#### [WHAT YOU HAVE TO DO]
Restate the data below word for word. Skip any images it contains.
** BEGIN **
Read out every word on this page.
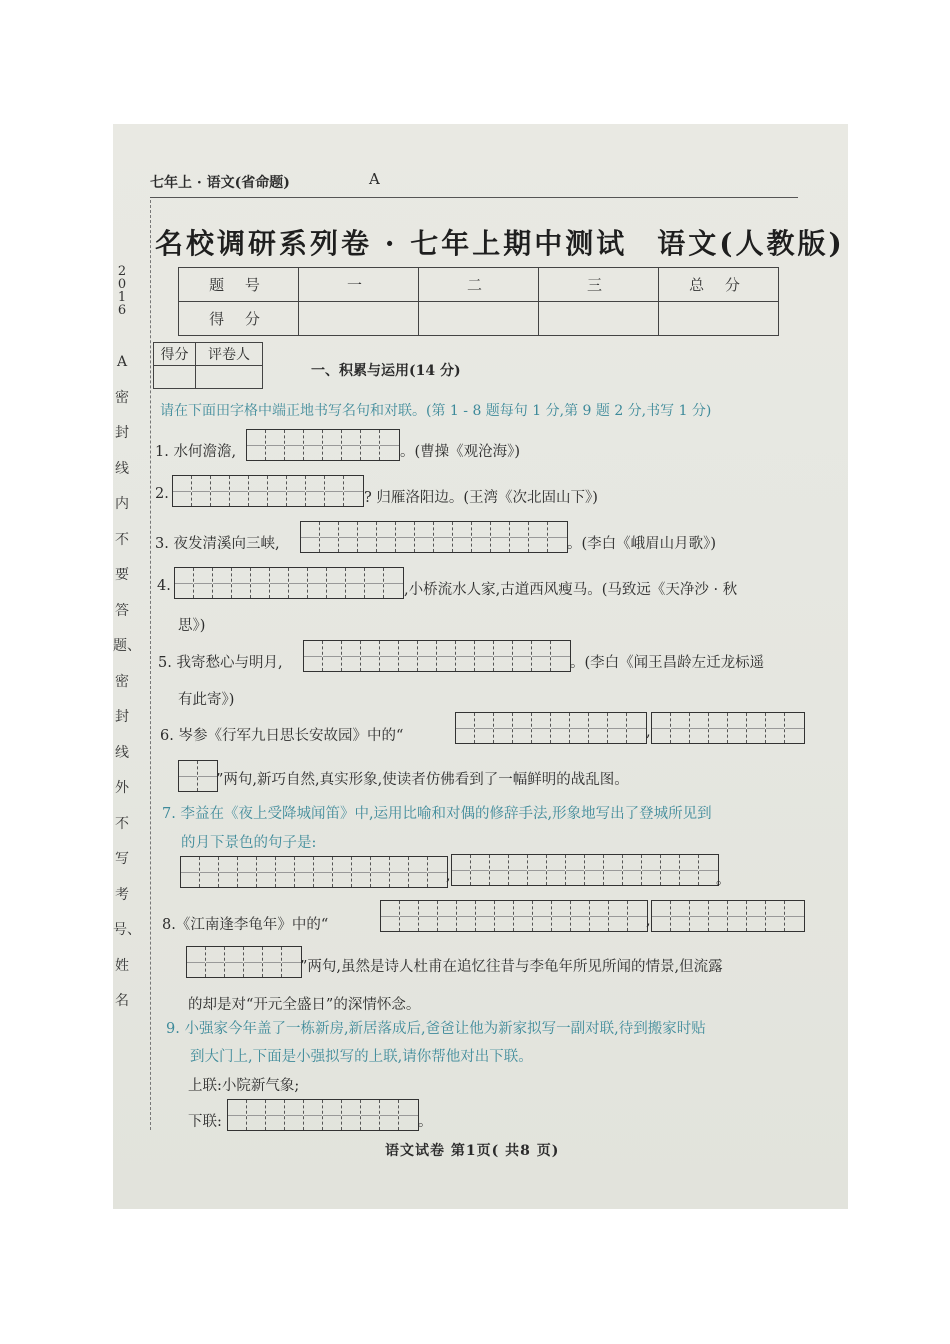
七年上 · 语文(省命题)	A
2016
A密封线内不要答题、密封线外不写考号、姓名
名校调研系列卷 · 七年上期中测试 语文(人教版)
题 号	一	二	三	总 分
得 分				
得分	评卷人

一、积累与运用(14 分)
请在下面田字格中端正地书写名句和对联。(第 1 - 8 题每句 1 分,第 9 题 2 分,书写 1 分)
1. 水何澹澹,	。(曹操《观沧海》)
2.	? 归雁洛阳边。(王湾《次北固山下》)
3. 夜发清溪向三峡,	。(李白《峨眉山月歌》)
4.	,小桥流水人家,古道西风瘦马。(马致远《天净沙 · 秋
思》)
5. 我寄愁心与明月,	。(李白《闻王昌龄左迁龙标遥
有此寄》)
6. 岑参《行军九日思长安故园》中的“	,
”两句,新巧自然,真实形象,使读者仿佛看到了一幅鲜明的战乱图。
7. 李益在《夜上受降城闻笛》中,运用比喻和对偶的修辞手法,形象地写出了登城所见到
的月下景色的句子是:
,	。
8.《江南逢李龟年》中的“	,
”两句,虽然是诗人杜甫在追忆往昔与李龟年所见所闻的情景,但流露
的却是对“开元全盛日”的深情怀念。
9. 小强家今年盖了一栋新房,新居落成后,爸爸让他为新家拟写一副对联,待到搬家时贴
到大门上,下面是小强拟写的上联,请你帮他对出下联。
上联:小院新气象;
下联:	。
语文试卷 第1页( 共8 页)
** END **
#### [REPLY TO THE EXERCISE]
Read out every word on this page.
七年上 · 语文(省命题)	A
2016
A密封线内不要答题、密封线外不写考号、姓名
名校调研系列卷 · 七年上期中测试 语文(人教版)
题 号	一	二	三	总 分
得 分				
得分	评卷人

一、积累与运用(14 分)
请在下面田字格中端正地书写名句和对联。(第 1 - 8 题每句 1 分,第 9 题 2 分,书写 1 分)
1. 水何澹澹,	。(曹操《观沧海》)
2.	? 归雁洛阳边。(王湾《次北固山下》)
3. 夜发清溪向三峡,	。(李白《峨眉山月歌》)
4.	,小桥流水人家,古道西风瘦马。(马致远《天净沙 · 秋
思》)
5. 我寄愁心与明月,	。(李白《闻王昌龄左迁龙标遥
有此寄》)
6. 岑参《行军九日思长安故园》中的“	,
”两句,新巧自然,真实形象,使读者仿佛看到了一幅鲜明的战乱图。
7. 李益在《夜上受降城闻笛》中,运用比喻和对偶的修辞手法,形象地写出了登城所见到
的月下景色的句子是:
,	。
8.《江南逢李龟年》中的“	,
”两句,虽然是诗人杜甫在追忆往昔与李龟年所见所闻的情景,但流露
的却是对“开元全盛日”的深情怀念。
9. 小强家今年盖了一栋新房,新居落成后,爸爸让他为新家拟写一副对联,待到搬家时贴
到大门上,下面是小强拟写的上联,请你帮他对出下联。
上联:小院新气象;
下联:	。
语文试卷 第1页( 共8 页)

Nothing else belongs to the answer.